OBJECTIVE
Take the material and output all of it exactly.

MATERIAL TO PROCESS
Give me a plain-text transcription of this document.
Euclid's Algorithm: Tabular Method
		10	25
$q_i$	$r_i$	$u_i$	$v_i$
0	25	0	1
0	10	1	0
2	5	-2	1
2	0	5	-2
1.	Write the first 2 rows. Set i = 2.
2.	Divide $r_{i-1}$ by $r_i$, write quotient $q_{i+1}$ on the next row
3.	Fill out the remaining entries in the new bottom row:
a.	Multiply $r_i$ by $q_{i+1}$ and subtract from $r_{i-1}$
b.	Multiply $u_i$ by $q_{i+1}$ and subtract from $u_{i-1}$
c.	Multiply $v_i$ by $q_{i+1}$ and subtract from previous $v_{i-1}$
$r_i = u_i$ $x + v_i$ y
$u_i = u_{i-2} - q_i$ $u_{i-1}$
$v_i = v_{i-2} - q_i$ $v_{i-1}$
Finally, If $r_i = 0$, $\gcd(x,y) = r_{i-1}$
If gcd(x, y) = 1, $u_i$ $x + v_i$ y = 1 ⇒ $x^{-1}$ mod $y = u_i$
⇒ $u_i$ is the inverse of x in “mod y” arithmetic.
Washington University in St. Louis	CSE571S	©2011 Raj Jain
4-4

WRITTEN ANSWER
Give me a plain-text transcription of this document.
Euclid's Algorithm: Tabular Method
		10	25
$q_i$	$r_i$	$u_i$	$v_i$
0	25	0	1
0	10	1	0
2	5	-2	1
2	0	5	-2
1.	Write the first 2 rows. Set i = 2.
2.	Divide $r_{i-1}$ by $r_i$, write quotient $q_{i+1}$ on the next row
3.	Fill out the remaining entries in the new bottom row:
a.	Multiply $r_i$ by $q_{i+1}$ and subtract from $r_{i-1}$
b.	Multiply $u_i$ by $q_{i+1}$ and subtract from $u_{i-1}$
c.	Multiply $v_i$ by $q_{i+1}$ and subtract from previous $v_{i-1}$
$r_i = u_i$ $x + v_i$ y
$u_i = u_{i-2} - q_i$ $u_{i-1}$
$v_i = v_{i-2} - q_i$ $v_{i-1}$
Finally, If $r_i = 0$, $\gcd(x,y) = r_{i-1}$
If gcd(x, y) = 1, $u_i$ $x + v_i$ y = 1 ⇒ $x^{-1}$ mod $y = u_i$
⇒ $u_i$ is the inverse of x in “mod y” arithmetic.
Washington University in St. Louis	CSE571S	©2011 Raj Jain
4-4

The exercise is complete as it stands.